◆ Challenge:
In the listing below, pick out lines with "marker".
++++
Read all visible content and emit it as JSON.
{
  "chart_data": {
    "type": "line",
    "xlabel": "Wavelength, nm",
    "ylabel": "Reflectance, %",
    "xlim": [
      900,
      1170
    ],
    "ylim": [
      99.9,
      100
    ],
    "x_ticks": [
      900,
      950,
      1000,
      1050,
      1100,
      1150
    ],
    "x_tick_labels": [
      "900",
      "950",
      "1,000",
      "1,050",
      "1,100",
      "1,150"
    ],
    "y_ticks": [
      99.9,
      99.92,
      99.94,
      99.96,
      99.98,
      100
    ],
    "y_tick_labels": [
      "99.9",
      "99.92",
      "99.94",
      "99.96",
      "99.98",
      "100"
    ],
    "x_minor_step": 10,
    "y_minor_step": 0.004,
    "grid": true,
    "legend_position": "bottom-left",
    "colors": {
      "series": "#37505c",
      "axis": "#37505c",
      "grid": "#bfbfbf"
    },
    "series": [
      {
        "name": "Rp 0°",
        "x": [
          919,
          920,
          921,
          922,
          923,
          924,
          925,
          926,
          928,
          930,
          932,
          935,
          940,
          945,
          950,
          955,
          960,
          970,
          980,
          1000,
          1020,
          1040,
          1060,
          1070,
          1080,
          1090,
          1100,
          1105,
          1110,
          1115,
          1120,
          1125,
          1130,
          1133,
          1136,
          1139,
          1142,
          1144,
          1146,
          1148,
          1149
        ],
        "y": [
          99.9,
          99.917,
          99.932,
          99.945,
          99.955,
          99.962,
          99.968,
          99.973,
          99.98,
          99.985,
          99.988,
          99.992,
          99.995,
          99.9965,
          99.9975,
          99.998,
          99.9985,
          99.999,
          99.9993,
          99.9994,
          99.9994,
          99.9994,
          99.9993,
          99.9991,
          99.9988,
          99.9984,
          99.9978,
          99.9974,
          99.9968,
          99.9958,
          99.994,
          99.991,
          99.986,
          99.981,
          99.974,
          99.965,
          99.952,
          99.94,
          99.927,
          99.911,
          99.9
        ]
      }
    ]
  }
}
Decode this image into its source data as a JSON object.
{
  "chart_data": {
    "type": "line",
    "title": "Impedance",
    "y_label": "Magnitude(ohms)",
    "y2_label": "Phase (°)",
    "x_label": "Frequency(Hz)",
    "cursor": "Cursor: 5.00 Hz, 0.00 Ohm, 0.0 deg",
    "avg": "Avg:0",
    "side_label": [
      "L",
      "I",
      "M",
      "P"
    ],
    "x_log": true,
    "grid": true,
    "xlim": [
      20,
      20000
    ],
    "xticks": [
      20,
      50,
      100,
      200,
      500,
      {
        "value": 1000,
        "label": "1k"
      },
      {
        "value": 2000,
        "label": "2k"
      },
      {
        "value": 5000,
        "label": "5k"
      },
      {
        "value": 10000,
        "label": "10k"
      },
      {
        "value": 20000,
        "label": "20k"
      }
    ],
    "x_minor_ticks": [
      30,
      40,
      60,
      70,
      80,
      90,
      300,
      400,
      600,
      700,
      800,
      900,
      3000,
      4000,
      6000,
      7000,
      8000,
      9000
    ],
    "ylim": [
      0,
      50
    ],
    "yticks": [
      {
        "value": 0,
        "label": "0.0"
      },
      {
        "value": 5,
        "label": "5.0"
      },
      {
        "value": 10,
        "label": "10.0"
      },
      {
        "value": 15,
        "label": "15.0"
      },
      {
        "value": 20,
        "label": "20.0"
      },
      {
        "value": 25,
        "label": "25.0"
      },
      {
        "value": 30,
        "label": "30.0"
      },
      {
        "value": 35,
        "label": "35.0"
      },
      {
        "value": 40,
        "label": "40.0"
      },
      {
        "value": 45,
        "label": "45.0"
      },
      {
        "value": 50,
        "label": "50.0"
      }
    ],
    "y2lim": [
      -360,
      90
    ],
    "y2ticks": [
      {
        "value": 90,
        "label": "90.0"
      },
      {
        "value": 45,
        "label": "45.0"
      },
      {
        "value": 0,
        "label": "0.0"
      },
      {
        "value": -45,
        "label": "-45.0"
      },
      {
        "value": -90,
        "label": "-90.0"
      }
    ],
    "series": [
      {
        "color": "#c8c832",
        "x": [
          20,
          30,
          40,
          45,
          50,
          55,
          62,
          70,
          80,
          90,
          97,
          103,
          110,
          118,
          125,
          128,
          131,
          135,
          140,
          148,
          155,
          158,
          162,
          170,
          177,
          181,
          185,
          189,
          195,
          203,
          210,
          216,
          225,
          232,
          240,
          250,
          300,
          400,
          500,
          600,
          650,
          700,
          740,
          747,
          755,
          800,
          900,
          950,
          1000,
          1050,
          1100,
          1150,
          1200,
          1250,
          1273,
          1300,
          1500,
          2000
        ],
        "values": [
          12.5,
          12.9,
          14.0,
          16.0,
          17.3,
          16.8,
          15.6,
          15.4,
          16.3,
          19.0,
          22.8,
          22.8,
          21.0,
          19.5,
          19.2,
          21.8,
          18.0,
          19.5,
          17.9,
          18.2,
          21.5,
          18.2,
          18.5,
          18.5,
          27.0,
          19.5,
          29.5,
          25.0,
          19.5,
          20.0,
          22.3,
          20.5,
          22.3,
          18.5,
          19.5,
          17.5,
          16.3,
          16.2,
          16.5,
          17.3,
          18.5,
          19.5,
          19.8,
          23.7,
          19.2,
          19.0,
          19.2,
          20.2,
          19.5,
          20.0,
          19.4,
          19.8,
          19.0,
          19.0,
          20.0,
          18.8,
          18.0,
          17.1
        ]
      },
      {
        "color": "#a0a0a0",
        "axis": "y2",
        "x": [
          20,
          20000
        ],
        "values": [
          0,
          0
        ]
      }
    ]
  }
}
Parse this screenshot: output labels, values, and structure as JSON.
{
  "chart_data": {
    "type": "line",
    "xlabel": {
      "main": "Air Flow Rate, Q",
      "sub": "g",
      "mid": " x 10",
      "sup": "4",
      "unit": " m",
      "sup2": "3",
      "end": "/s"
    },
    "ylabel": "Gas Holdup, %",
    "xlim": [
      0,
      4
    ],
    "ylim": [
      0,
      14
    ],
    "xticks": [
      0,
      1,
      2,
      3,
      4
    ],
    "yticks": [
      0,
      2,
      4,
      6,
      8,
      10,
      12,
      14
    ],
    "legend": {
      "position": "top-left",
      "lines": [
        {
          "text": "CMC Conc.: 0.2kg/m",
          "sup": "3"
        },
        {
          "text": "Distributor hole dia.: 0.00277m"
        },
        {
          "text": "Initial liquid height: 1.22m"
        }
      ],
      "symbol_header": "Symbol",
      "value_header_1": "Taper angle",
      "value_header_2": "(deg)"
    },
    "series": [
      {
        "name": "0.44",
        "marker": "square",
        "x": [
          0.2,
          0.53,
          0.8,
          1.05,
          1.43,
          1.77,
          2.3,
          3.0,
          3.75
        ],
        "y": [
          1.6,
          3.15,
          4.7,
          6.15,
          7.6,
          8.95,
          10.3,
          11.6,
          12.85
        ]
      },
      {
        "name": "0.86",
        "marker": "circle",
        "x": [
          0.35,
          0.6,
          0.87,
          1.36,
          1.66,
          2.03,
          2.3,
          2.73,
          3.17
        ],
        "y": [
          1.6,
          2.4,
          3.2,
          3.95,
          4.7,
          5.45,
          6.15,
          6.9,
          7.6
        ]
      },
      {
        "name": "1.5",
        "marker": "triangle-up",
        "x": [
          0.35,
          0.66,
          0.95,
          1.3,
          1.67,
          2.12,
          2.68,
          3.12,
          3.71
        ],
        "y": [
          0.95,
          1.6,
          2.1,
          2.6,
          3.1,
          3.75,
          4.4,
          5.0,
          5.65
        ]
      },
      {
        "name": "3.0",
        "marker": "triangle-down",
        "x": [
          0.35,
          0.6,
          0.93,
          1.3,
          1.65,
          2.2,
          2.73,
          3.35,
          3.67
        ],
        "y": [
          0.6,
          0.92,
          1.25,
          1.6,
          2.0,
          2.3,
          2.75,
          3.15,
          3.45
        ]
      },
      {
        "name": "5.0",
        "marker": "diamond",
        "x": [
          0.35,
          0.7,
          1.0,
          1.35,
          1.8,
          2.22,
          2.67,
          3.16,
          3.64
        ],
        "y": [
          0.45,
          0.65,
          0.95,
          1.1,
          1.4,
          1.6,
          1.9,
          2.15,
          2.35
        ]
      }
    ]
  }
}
++++
◆ Exercise solution:
        "marker": "square",
        "marker": "circle",
        "marker": "triangle-up",
        "marker": "triangle-down",
        "marker": "diamond",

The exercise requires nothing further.